[Task to carry out] Return all lines in the material below that contain "fire".

::::

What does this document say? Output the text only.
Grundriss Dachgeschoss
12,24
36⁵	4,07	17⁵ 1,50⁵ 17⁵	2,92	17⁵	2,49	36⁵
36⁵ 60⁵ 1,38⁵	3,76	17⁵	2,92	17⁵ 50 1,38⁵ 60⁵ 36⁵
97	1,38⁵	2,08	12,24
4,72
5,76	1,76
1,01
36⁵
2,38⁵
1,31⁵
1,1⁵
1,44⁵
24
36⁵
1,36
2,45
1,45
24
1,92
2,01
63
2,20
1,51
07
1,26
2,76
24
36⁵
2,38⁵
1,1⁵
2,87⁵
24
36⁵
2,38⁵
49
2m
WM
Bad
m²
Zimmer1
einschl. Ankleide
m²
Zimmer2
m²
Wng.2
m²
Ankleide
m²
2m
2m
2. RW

::::

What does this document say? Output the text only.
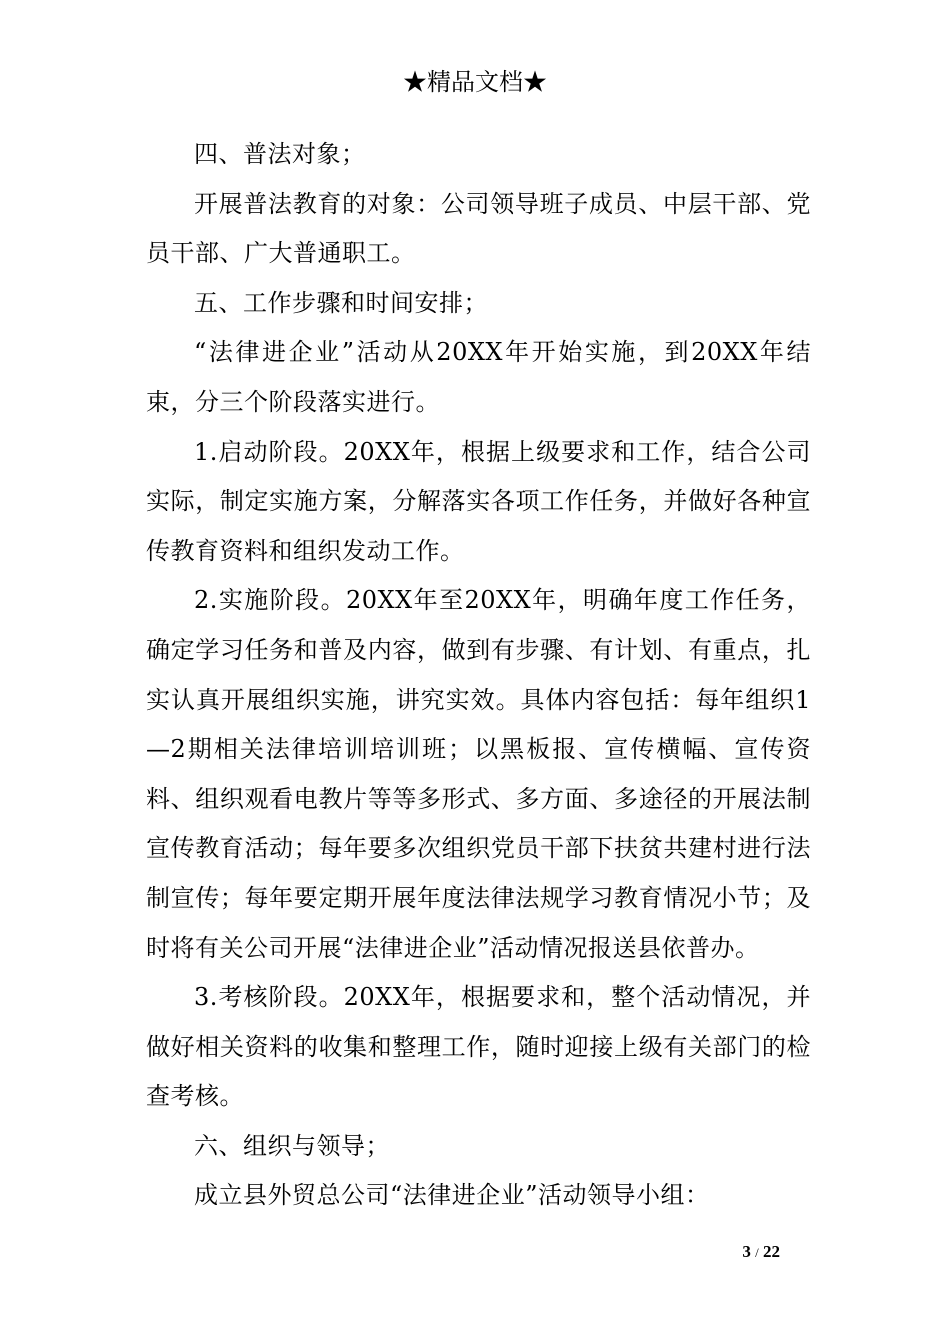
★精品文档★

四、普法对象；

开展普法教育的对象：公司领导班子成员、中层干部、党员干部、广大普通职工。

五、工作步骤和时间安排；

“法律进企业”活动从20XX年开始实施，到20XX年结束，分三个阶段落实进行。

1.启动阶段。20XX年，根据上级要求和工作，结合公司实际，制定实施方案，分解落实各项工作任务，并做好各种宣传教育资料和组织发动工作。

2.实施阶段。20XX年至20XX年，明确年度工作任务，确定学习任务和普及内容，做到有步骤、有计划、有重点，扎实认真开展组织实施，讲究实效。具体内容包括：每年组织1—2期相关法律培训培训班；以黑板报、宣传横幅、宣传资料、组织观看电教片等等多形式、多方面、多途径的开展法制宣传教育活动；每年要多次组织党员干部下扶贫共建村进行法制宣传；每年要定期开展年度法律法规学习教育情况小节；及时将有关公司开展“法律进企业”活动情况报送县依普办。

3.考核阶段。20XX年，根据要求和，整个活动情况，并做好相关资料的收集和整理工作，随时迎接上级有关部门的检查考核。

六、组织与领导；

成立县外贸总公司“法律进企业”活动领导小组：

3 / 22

::::

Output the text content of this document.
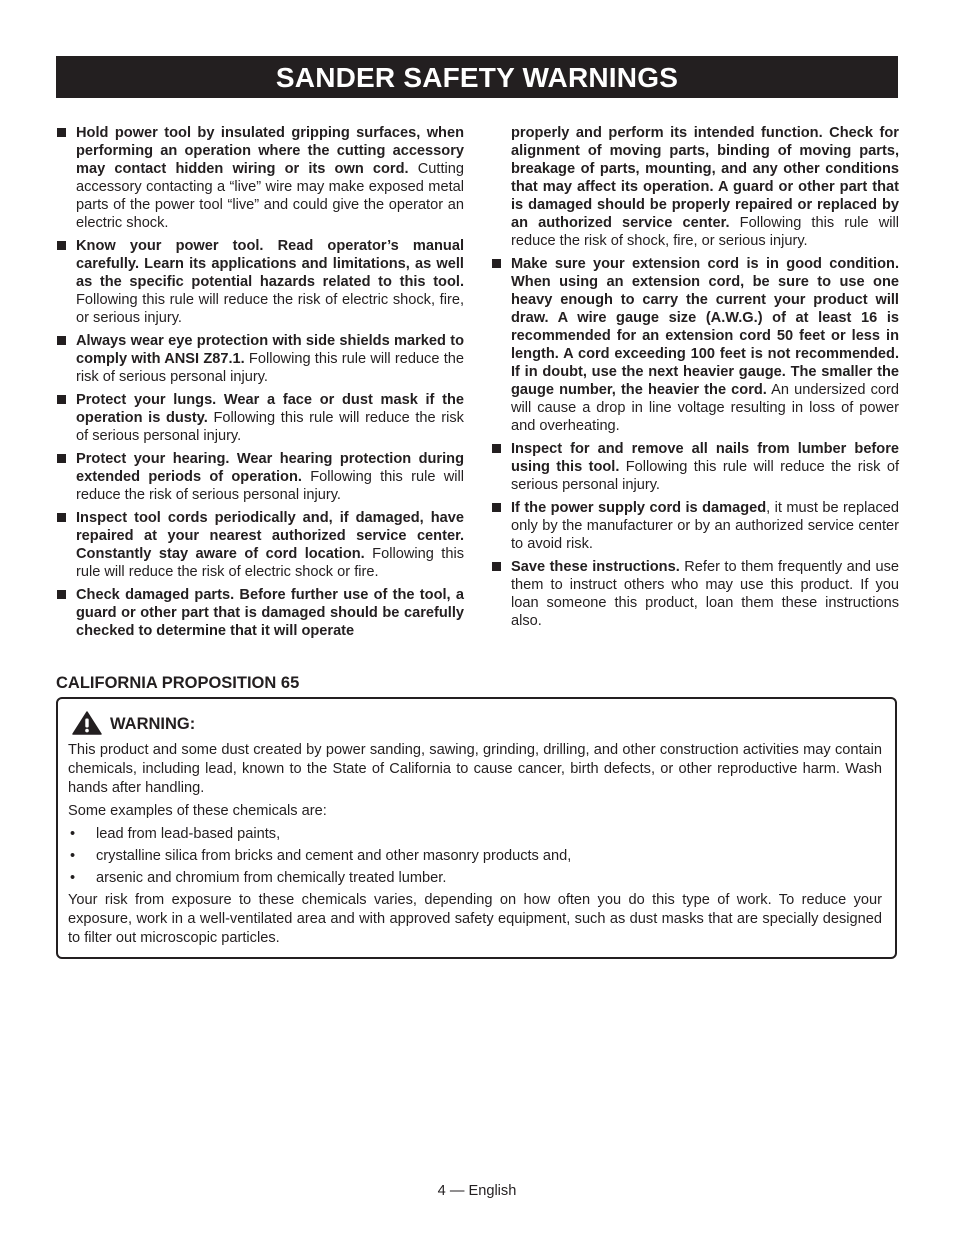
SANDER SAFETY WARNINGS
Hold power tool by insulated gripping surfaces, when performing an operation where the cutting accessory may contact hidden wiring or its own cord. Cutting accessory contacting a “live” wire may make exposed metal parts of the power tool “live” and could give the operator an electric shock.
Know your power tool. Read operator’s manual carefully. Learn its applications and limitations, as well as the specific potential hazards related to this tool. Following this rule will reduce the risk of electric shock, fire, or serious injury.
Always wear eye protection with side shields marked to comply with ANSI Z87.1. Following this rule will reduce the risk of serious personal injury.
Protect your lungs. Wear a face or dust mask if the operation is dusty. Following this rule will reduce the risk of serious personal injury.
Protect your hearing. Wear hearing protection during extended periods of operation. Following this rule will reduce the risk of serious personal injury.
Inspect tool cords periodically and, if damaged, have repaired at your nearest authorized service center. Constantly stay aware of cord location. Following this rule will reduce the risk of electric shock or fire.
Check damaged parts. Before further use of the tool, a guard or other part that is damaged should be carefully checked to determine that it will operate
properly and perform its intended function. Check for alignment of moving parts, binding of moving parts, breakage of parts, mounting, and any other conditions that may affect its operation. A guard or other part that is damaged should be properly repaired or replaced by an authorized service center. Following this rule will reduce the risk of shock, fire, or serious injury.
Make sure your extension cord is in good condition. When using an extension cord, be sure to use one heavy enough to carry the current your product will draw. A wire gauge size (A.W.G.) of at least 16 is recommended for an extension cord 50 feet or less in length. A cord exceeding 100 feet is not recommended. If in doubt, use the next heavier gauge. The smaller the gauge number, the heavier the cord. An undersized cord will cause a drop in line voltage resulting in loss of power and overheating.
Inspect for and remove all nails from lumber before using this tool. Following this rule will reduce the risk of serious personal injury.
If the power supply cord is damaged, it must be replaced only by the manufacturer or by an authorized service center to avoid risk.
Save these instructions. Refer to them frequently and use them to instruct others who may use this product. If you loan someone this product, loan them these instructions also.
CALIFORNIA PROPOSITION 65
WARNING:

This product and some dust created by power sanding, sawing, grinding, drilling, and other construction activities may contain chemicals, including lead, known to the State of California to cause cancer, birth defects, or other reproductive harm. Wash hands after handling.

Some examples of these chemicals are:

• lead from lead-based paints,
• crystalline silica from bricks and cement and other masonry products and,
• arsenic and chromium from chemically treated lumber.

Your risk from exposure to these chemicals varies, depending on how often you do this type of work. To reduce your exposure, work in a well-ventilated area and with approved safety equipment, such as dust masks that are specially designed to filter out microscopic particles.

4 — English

::::

[Reply]
Know your power tool. Read operator’s manual carefully. Learn its applications and limitations, as well as the specific potential hazards related to this tool. Following this rule will reduce the risk of electric shock, fire, or serious injury.
Inspect tool cords periodically and, if damaged, have repaired at your nearest authorized service center. Constantly stay aware of cord location. Following this rule will reduce the risk of electric shock or fire.
properly and perform its intended function. Check for alignment of moving parts, binding of moving parts, breakage of parts, mounting, and any other conditions that may affect its operation. A guard or other part that is damaged should be properly repaired or replaced by an authorized service center. Following this rule will reduce the risk of shock, fire, or serious injury.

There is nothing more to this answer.